### Description of the task
All the records that follow need to be reproduced exactly. Omit the images.
** START OF Data excerpts **
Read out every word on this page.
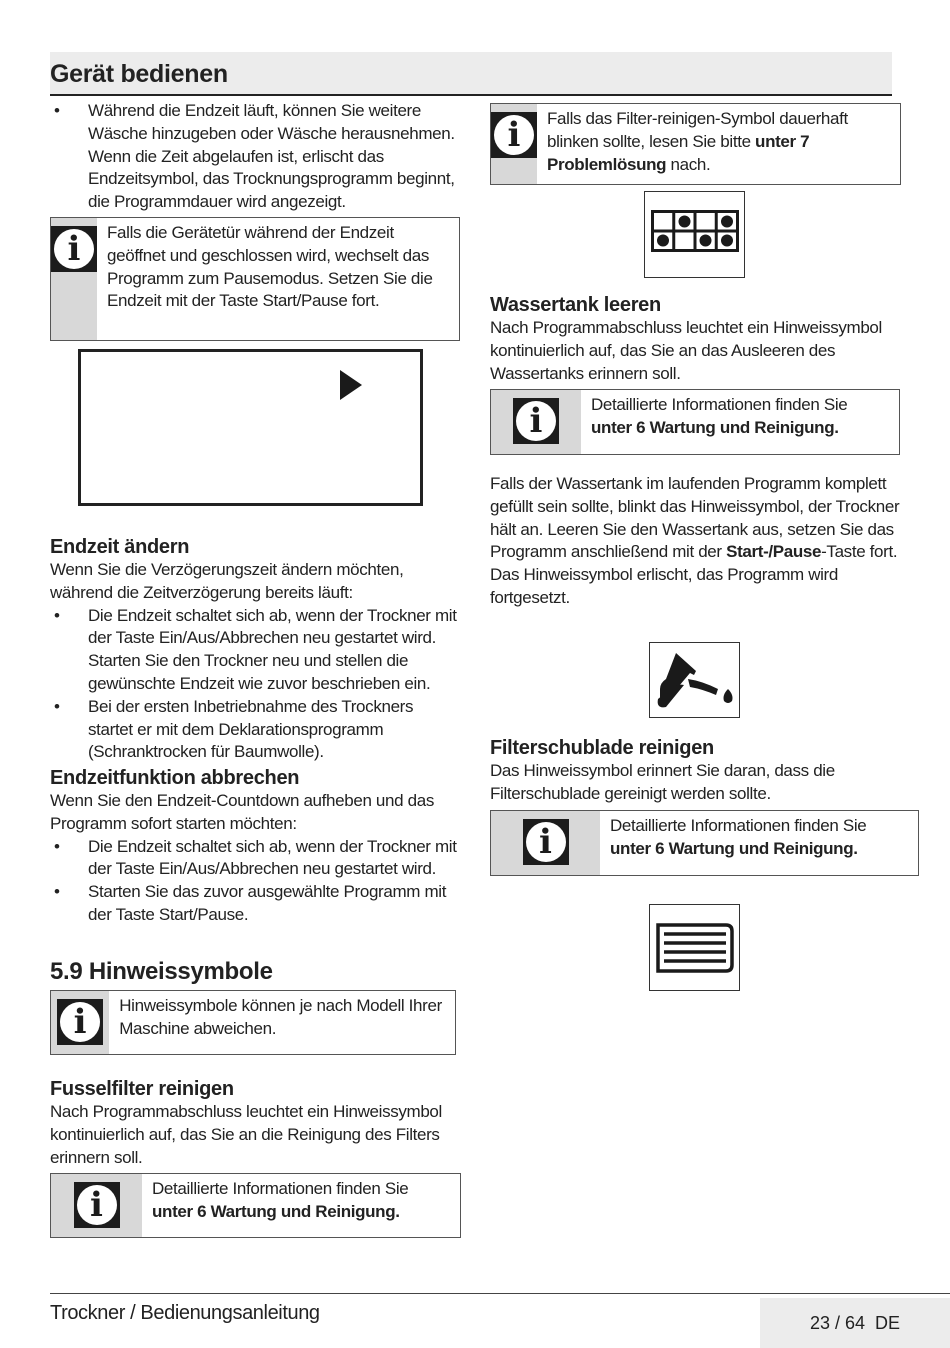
Gerät bedienen
• Während die Endzeit läuft, können Sie weitere Wäsche hinzugeben oder Wäsche herausnehmen. Wenn die Zeit abgelaufen ist, erlischt das Endzeitsymbol, das Trocknungsprogramm beginnt, die Programmdauer wird angezeigt.
i	Falls die Gerätetür während der Endzeit geöffnet und geschlossen wird, wechselt das Programm zum Pausemodus. Setzen Sie die Endzeit mit der Taste Start/Pause fort.
Endzeit ändern

Wenn Sie die Verzögerungszeit ändern möchten, während die Zeitverzögerung bereits läuft:

• Die Endzeit schaltet sich ab, wenn der Trockner mit der Taste Ein/Aus/Abbrechen neu gestartet wird. Starten Sie den Trockner neu und stellen die gewünschte Endzeit wie zuvor beschrieben ein.
• Bei der ersten Inbetriebnahme des Trockners startet er mit dem Deklarationsprogramm (Schranktrocken für Baumwolle).
Endzeitfunktion abbrechen

Wenn Sie den Endzeit-Countdown aufheben und das Programm sofort starten möchten:

• Die Endzeit schaltet sich ab, wenn der Trockner mit der Taste Ein/Aus/Abbrechen neu gestartet wird.
• Starten Sie das zuvor ausgewählte Programm mit der Taste Start/Pause.
5.9 Hinweissymbole
i	Hinweissymbole können je nach Modell Ihrer Maschine abweichen.
Fusselfilter reinigen
Nach Programmabschluss leuchtet ein Hinweissymbol kontinuierlich auf, das Sie an die Reinigung des Filters erinnern soll.
i	Detaillierte Informationen finden Sie
unter 6 Wartung und Reinigung.
i	Falls das Filter-reinigen-Symbol dauerhaft blinken sollte, lesen Sie bitte unter 7 Problemlösung nach.
Wassertank leeren
Nach Programmabschluss leuchtet ein Hinweissymbol kontinuierlich auf, das Sie an das Ausleeren des Wassertanks erinnern soll.
i	Detaillierte Informationen finden Sie
unter 6 Wartung und Reinigung.
Falls der Wassertank im laufenden Programm komplett gefüllt sein sollte, blinkt das Hinweissymbol, der Trockner hält an. Leeren Sie den Wassertank aus, setzen Sie das Programm anschließend mit der Start-/Pause-Taste fort. Das Hinweissymbol erlischt, das Programm wird fortgesetzt.
Filterschublade reinigen
Das Hinweissymbol erinnert Sie daran, dass die Filterschublade gereinigt werden sollte.
i	Detaillierte Informationen finden Sie
unter 6 Wartung und Reinigung.
Trockner / Bedienungsanleitung	23 / 64
DE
** END OF Data excerpts **
### The answer
Read out every word on this page.
Gerät bedienen
• Während die Endzeit läuft, können Sie weitere Wäsche hinzugeben oder Wäsche herausnehmen. Wenn die Zeit abgelaufen ist, erlischt das Endzeitsymbol, das Trocknungsprogramm beginnt, die Programmdauer wird angezeigt.
i	Falls die Gerätetür während der Endzeit geöffnet und geschlossen wird, wechselt das Programm zum Pausemodus. Setzen Sie die Endzeit mit der Taste Start/Pause fort.
Endzeit ändern

Wenn Sie die Verzögerungszeit ändern möchten, während die Zeitverzögerung bereits läuft:

• Die Endzeit schaltet sich ab, wenn der Trockner mit der Taste Ein/Aus/Abbrechen neu gestartet wird. Starten Sie den Trockner neu und stellen die gewünschte Endzeit wie zuvor beschrieben ein.
• Bei der ersten Inbetriebnahme des Trockners startet er mit dem Deklarationsprogramm (Schranktrocken für Baumwolle).
Endzeitfunktion abbrechen

Wenn Sie den Endzeit-Countdown aufheben und das Programm sofort starten möchten:

• Die Endzeit schaltet sich ab, wenn der Trockner mit der Taste Ein/Aus/Abbrechen neu gestartet wird.
• Starten Sie das zuvor ausgewählte Programm mit der Taste Start/Pause.
5.9 Hinweissymbole
i	Hinweissymbole können je nach Modell Ihrer Maschine abweichen.
Fusselfilter reinigen
Nach Programmabschluss leuchtet ein Hinweissymbol kontinuierlich auf, das Sie an die Reinigung des Filters erinnern soll.
i	Detaillierte Informationen finden Sie
unter 6 Wartung und Reinigung.
i	Falls das Filter-reinigen-Symbol dauerhaft blinken sollte, lesen Sie bitte unter 7 Problemlösung nach.
Wassertank leeren
Nach Programmabschluss leuchtet ein Hinweissymbol kontinuierlich auf, das Sie an das Ausleeren des Wassertanks erinnern soll.
i	Detaillierte Informationen finden Sie
unter 6 Wartung und Reinigung.
Falls der Wassertank im laufenden Programm komplett gefüllt sein sollte, blinkt das Hinweissymbol, der Trockner hält an. Leeren Sie den Wassertank aus, setzen Sie das Programm anschließend mit der Start-/Pause-Taste fort. Das Hinweissymbol erlischt, das Programm wird fortgesetzt.
Filterschublade reinigen
Das Hinweissymbol erinnert Sie daran, dass die Filterschublade gereinigt werden sollte.
i	Detaillierte Informationen finden Sie
unter 6 Wartung und Reinigung.
Trockner / Bedienungsanleitung	23 / 64
DE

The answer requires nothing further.